Filter the records below for the word "участником". Copy each line that holds it.

* [AVAILABLE DATA]
────

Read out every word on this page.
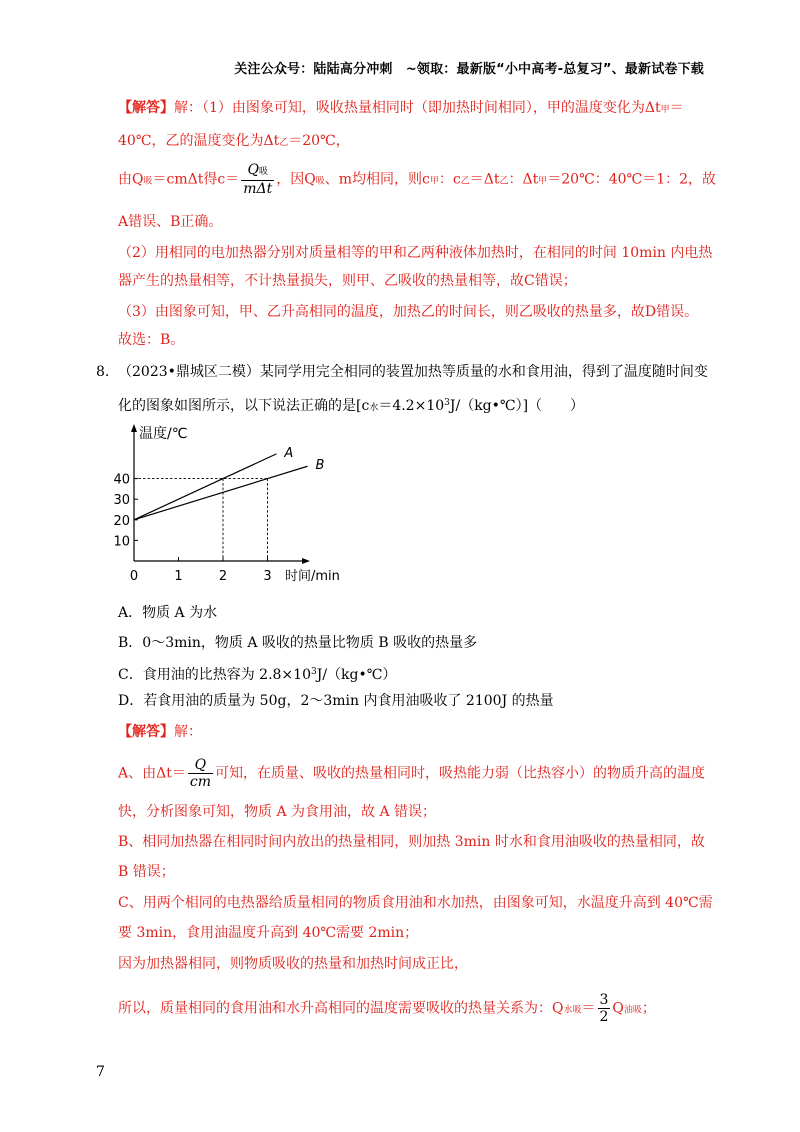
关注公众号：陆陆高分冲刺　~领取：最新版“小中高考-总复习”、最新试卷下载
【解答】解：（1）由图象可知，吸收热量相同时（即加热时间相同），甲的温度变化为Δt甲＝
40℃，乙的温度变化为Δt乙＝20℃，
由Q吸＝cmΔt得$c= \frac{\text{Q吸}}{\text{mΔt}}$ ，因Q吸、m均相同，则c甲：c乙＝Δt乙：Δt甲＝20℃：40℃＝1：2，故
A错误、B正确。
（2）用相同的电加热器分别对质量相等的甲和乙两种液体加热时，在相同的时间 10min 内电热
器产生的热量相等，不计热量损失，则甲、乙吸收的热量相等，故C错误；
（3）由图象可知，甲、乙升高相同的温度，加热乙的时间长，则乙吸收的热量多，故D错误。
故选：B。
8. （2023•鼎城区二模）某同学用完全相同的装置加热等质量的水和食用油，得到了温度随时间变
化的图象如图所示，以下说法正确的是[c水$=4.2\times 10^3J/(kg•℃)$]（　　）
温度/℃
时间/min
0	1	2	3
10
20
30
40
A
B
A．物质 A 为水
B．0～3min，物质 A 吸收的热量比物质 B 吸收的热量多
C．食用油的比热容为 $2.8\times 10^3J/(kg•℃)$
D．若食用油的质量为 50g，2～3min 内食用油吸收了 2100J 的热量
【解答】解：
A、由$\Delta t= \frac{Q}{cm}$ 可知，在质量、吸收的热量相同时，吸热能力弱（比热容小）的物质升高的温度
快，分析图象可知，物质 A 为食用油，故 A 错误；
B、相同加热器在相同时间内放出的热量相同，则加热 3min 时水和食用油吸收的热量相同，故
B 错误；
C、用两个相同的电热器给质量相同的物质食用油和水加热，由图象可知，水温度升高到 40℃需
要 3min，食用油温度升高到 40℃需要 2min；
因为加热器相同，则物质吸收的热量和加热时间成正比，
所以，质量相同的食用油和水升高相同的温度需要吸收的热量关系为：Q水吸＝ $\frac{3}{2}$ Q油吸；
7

────

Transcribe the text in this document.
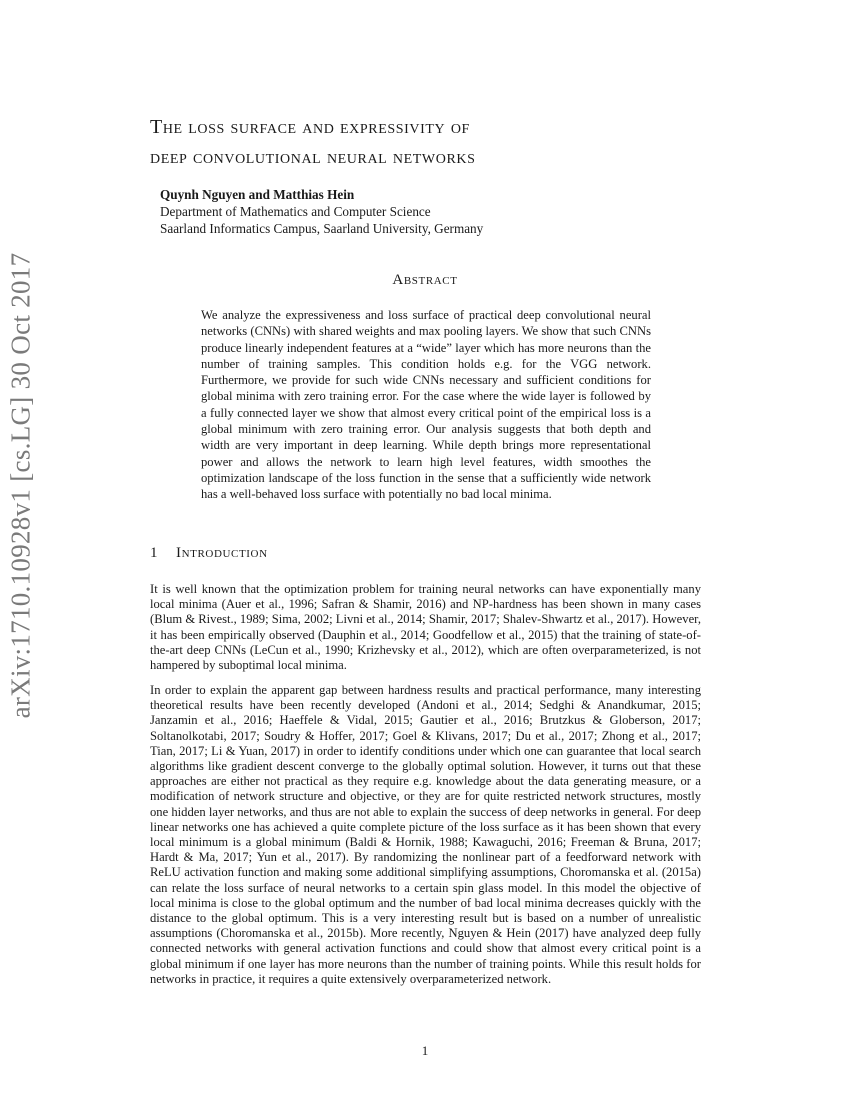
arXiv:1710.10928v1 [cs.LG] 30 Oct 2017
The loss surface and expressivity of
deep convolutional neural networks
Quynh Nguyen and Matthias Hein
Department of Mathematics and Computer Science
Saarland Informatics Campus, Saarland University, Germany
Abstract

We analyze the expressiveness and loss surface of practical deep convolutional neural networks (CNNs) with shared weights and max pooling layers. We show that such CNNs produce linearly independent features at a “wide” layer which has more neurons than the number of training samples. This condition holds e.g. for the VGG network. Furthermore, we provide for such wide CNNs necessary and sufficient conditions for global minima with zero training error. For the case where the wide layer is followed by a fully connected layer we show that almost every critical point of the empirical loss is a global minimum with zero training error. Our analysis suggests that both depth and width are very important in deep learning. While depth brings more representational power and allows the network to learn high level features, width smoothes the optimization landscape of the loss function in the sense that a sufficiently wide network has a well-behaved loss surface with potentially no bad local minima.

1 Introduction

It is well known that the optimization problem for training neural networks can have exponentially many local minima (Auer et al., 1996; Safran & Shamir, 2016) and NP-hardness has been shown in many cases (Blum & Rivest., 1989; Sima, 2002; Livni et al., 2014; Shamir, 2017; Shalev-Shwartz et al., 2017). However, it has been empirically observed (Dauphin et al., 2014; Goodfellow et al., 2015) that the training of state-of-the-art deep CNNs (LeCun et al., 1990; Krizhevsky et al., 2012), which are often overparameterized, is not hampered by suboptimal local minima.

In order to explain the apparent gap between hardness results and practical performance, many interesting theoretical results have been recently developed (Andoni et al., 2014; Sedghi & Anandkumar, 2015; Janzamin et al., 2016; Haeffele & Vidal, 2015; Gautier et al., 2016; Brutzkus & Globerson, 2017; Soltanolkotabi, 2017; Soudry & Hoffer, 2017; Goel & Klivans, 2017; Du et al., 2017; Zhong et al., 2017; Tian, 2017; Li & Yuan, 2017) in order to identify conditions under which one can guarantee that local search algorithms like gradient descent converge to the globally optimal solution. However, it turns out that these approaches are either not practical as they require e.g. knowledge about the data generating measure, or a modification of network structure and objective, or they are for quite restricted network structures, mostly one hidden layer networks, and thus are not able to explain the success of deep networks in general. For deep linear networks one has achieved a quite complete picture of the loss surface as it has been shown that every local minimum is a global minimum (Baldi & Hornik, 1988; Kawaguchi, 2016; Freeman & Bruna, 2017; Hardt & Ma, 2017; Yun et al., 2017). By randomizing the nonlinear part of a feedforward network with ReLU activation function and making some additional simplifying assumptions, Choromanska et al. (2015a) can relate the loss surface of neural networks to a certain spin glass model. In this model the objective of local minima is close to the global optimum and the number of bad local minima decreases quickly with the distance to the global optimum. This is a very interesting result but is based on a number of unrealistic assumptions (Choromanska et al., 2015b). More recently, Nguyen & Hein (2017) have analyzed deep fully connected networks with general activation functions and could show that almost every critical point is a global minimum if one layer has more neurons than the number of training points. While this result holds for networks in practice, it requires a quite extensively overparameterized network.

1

────

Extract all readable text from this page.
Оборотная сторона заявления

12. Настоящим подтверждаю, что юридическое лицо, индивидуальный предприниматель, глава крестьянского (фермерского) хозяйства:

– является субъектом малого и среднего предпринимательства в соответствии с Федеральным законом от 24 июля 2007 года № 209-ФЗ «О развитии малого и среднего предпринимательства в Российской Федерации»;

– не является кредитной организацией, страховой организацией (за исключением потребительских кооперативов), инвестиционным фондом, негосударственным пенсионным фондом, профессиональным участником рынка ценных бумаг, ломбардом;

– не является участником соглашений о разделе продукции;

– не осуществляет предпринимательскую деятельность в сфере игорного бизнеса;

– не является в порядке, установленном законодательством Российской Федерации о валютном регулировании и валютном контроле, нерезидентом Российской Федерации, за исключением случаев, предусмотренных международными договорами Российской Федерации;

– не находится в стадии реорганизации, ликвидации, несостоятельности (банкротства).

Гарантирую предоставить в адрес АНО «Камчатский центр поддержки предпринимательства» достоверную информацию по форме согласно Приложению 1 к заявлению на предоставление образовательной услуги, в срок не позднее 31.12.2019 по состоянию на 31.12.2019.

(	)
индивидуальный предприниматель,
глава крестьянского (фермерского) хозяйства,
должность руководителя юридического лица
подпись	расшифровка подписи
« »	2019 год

────

* [EXERCISE RESPONSE]
– не является кредитной организацией, страховой организацией (за исключением потребительских кооперативов), инвестиционным фондом, негосударственным пенсионным фондом, профессиональным участником рынка ценных бумаг, ломбардом;
– не является участником соглашений о разделе продукции;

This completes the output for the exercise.